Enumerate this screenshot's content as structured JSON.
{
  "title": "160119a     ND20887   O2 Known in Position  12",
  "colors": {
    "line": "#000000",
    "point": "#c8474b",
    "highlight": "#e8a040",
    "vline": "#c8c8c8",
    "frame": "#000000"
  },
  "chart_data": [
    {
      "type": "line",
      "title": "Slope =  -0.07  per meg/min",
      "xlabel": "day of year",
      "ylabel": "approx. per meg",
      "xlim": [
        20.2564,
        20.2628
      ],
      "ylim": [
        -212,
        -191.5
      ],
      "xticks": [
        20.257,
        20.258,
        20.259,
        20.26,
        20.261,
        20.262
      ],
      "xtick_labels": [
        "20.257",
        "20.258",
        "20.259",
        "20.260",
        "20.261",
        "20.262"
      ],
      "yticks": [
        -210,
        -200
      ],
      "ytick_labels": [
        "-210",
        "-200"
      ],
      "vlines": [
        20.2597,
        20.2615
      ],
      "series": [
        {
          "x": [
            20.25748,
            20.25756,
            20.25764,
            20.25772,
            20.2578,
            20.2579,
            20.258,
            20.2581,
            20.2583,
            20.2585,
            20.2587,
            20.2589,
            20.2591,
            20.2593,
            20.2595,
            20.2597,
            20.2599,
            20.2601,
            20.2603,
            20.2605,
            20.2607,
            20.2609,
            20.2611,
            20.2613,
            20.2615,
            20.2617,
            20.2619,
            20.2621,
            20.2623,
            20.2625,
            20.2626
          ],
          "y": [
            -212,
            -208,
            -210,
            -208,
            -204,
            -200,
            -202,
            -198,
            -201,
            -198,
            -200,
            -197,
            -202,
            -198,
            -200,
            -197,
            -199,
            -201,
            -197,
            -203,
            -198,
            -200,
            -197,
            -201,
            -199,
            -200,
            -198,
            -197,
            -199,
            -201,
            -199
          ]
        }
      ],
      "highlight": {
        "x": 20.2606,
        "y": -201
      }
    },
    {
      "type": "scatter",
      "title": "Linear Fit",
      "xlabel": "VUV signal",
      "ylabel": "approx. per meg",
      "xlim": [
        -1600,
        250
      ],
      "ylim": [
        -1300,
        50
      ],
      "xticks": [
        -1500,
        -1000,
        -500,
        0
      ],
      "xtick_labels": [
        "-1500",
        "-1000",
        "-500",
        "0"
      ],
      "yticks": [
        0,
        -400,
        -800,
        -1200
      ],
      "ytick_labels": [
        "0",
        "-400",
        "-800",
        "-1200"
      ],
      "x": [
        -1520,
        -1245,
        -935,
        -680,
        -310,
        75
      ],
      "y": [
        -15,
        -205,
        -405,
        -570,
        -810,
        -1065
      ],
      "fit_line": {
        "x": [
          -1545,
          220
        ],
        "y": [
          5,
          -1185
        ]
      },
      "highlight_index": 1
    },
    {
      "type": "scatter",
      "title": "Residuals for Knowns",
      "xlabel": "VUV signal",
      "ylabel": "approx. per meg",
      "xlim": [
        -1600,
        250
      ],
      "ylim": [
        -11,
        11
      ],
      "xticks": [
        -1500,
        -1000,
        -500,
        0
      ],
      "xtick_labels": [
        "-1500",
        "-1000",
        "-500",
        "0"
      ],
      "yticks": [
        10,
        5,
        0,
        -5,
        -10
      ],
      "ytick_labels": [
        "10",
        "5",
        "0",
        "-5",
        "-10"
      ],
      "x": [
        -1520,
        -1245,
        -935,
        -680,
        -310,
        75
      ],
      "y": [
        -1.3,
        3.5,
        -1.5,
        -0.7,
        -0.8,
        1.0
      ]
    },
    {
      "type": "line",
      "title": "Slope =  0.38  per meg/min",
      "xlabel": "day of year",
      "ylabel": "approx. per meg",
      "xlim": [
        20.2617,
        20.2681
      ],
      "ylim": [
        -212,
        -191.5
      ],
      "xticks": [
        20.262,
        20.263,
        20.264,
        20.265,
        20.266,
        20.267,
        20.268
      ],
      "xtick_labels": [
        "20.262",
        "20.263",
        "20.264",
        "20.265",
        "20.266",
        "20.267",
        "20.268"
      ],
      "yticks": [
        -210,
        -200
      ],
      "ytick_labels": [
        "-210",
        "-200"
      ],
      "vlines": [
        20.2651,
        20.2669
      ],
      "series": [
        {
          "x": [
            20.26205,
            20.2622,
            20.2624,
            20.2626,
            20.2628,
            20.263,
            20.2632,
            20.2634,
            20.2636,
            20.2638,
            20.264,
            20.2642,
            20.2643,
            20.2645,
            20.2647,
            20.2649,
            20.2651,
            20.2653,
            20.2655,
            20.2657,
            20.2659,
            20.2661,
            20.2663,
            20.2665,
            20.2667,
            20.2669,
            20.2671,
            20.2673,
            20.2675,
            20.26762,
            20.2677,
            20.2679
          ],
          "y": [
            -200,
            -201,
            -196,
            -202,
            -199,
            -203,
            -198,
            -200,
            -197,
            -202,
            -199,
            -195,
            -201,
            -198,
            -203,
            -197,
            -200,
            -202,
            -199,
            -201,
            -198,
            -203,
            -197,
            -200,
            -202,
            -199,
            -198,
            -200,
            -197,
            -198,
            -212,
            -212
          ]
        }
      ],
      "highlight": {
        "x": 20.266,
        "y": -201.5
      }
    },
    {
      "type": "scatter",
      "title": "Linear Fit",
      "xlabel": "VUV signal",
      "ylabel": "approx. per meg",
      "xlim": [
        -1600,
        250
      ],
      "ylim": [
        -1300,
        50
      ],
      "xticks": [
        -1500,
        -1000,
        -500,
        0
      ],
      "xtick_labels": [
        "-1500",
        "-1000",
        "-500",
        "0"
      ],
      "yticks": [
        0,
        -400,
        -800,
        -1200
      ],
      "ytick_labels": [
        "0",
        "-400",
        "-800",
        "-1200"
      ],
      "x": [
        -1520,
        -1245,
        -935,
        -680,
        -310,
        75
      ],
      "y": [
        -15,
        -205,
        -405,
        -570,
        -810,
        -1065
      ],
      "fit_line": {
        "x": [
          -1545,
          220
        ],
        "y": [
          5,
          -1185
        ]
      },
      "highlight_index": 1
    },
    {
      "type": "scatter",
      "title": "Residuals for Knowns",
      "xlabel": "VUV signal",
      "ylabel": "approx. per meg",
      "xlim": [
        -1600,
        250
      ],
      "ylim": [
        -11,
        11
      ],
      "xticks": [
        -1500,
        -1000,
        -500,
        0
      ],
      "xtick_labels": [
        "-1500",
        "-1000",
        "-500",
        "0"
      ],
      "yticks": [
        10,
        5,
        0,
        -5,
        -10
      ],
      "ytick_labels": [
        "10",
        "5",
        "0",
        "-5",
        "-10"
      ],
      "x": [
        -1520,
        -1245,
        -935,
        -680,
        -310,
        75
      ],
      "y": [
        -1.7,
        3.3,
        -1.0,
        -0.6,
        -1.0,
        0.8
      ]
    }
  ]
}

__YOUR OBJECTIVE__.
Reproduce the material above exactly; please quote every line of it.

__RESULT__.
Enumerate this screenshot's content as structured JSON.
{
  "title": "160119a     ND20887   O2 Known in Position  12",
  "colors": {
    "line": "#000000",
    "point": "#c8474b",
    "highlight": "#e8a040",
    "vline": "#c8c8c8",
    "frame": "#000000"
  },
  "chart_data": [
    {
      "type": "line",
      "title": "Slope =  -0.07  per meg/min",
      "xlabel": "day of year",
      "ylabel": "approx. per meg",
      "xlim": [
        20.2564,
        20.2628
      ],
      "ylim": [
        -212,
        -191.5
      ],
      "xticks": [
        20.257,
        20.258,
        20.259,
        20.26,
        20.261,
        20.262
      ],
      "xtick_labels": [
        "20.257",
        "20.258",
        "20.259",
        "20.260",
        "20.261",
        "20.262"
      ],
      "yticks": [
        -210,
        -200
      ],
      "ytick_labels": [
        "-210",
        "-200"
      ],
      "vlines": [
        20.2597,
        20.2615
      ],
      "series": [
        {
          "x": [
            20.25748,
            20.25756,
            20.25764,
            20.25772,
            20.2578,
            20.2579,
            20.258,
            20.2581,
            20.2583,
            20.2585,
            20.2587,
            20.2589,
            20.2591,
            20.2593,
            20.2595,
            20.2597,
            20.2599,
            20.2601,
            20.2603,
            20.2605,
            20.2607,
            20.2609,
            20.2611,
            20.2613,
            20.2615,
            20.2617,
            20.2619,
            20.2621,
            20.2623,
            20.2625,
            20.2626
          ],
          "y": [
            -212,
            -208,
            -210,
            -208,
            -204,
            -200,
            -202,
            -198,
            -201,
            -198,
            -200,
            -197,
            -202,
            -198,
            -200,
            -197,
            -199,
            -201,
            -197,
            -203,
            -198,
            -200,
            -197,
            -201,
            -199,
            -200,
            -198,
            -197,
            -199,
            -201,
            -199
          ]
        }
      ],
      "highlight": {
        "x": 20.2606,
        "y": -201
      }
    },
    {
      "type": "scatter",
      "title": "Linear Fit",
      "xlabel": "VUV signal",
      "ylabel": "approx. per meg",
      "xlim": [
        -1600,
        250
      ],
      "ylim": [
        -1300,
        50
      ],
      "xticks": [
        -1500,
        -1000,
        -500,
        0
      ],
      "xtick_labels": [
        "-1500",
        "-1000",
        "-500",
        "0"
      ],
      "yticks": [
        0,
        -400,
        -800,
        -1200
      ],
      "ytick_labels": [
        "0",
        "-400",
        "-800",
        "-1200"
      ],
      "x": [
        -1520,
        -1245,
        -935,
        -680,
        -310,
        75
      ],
      "y": [
        -15,
        -205,
        -405,
        -570,
        -810,
        -1065
      ],
      "fit_line": {
        "x": [
          -1545,
          220
        ],
        "y": [
          5,
          -1185
        ]
      },
      "highlight_index": 1
    },
    {
      "type": "scatter",
      "title": "Residuals for Knowns",
      "xlabel": "VUV signal",
      "ylabel": "approx. per meg",
      "xlim": [
        -1600,
        250
      ],
      "ylim": [
        -11,
        11
      ],
      "xticks": [
        -1500,
        -1000,
        -500,
        0
      ],
      "xtick_labels": [
        "-1500",
        "-1000",
        "-500",
        "0"
      ],
      "yticks": [
        10,
        5,
        0,
        -5,
        -10
      ],
      "ytick_labels": [
        "10",
        "5",
        "0",
        "-5",
        "-10"
      ],
      "x": [
        -1520,
        -1245,
        -935,
        -680,
        -310,
        75
      ],
      "y": [
        -1.3,
        3.5,
        -1.5,
        -0.7,
        -0.8,
        1.0
      ]
    },
    {
      "type": "line",
      "title": "Slope =  0.38  per meg/min",
      "xlabel": "day of year",
      "ylabel": "approx. per meg",
      "xlim": [
        20.2617,
        20.2681
      ],
      "ylim": [
        -212,
        -191.5
      ],
      "xticks": [
        20.262,
        20.263,
        20.264,
        20.265,
        20.266,
        20.267,
        20.268
      ],
      "xtick_labels": [
        "20.262",
        "20.263",
        "20.264",
        "20.265",
        "20.266",
        "20.267",
        "20.268"
      ],
      "yticks": [
        -210,
        -200
      ],
      "ytick_labels": [
        "-210",
        "-200"
      ],
      "vlines": [
        20.2651,
        20.2669
      ],
      "series": [
        {
          "x": [
            20.26205,
            20.2622,
            20.2624,
            20.2626,
            20.2628,
            20.263,
            20.2632,
            20.2634,
            20.2636,
            20.2638,
            20.264,
            20.2642,
            20.2643,
            20.2645,
            20.2647,
            20.2649,
            20.2651,
            20.2653,
            20.2655,
            20.2657,
            20.2659,
            20.2661,
            20.2663,
            20.2665,
            20.2667,
            20.2669,
            20.2671,
            20.2673,
            20.2675,
            20.26762,
            20.2677,
            20.2679
          ],
          "y": [
            -200,
            -201,
            -196,
            -202,
            -199,
            -203,
            -198,
            -200,
            -197,
            -202,
            -199,
            -195,
            -201,
            -198,
            -203,
            -197,
            -200,
            -202,
            -199,
            -201,
            -198,
            -203,
            -197,
            -200,
            -202,
            -199,
            -198,
            -200,
            -197,
            -198,
            -212,
            -212
          ]
        }
      ],
      "highlight": {
        "x": 20.266,
        "y": -201.5
      }
    },
    {
      "type": "scatter",
      "title": "Linear Fit",
      "xlabel": "VUV signal",
      "ylabel": "approx. per meg",
      "xlim": [
        -1600,
        250
      ],
      "ylim": [
        -1300,
        50
      ],
      "xticks": [
        -1500,
        -1000,
        -500,
        0
      ],
      "xtick_labels": [
        "-1500",
        "-1000",
        "-500",
        "0"
      ],
      "yticks": [
        0,
        -400,
        -800,
        -1200
      ],
      "ytick_labels": [
        "0",
        "-400",
        "-800",
        "-1200"
      ],
      "x": [
        -1520,
        -1245,
        -935,
        -680,
        -310,
        75
      ],
      "y": [
        -15,
        -205,
        -405,
        -570,
        -810,
        -1065
      ],
      "fit_line": {
        "x": [
          -1545,
          220
        ],
        "y": [
          5,
          -1185
        ]
      },
      "highlight_index": 1
    },
    {
      "type": "scatter",
      "title": "Residuals for Knowns",
      "xlabel": "VUV signal",
      "ylabel": "approx. per meg",
      "xlim": [
        -1600,
        250
      ],
      "ylim": [
        -11,
        11
      ],
      "xticks": [
        -1500,
        -1000,
        -500,
        0
      ],
      "xtick_labels": [
        "-1500",
        "-1000",
        "-500",
        "0"
      ],
      "yticks": [
        10,
        5,
        0,
        -5,
        -10
      ],
      "ytick_labels": [
        "10",
        "5",
        "0",
        "-5",
        "-10"
      ],
      "x": [
        -1520,
        -1245,
        -935,
        -680,
        -310,
        75
      ],
      "y": [
        -1.7,
        3.3,
        -1.0,
        -0.6,
        -1.0,
        0.8
      ]
    }
  ]
}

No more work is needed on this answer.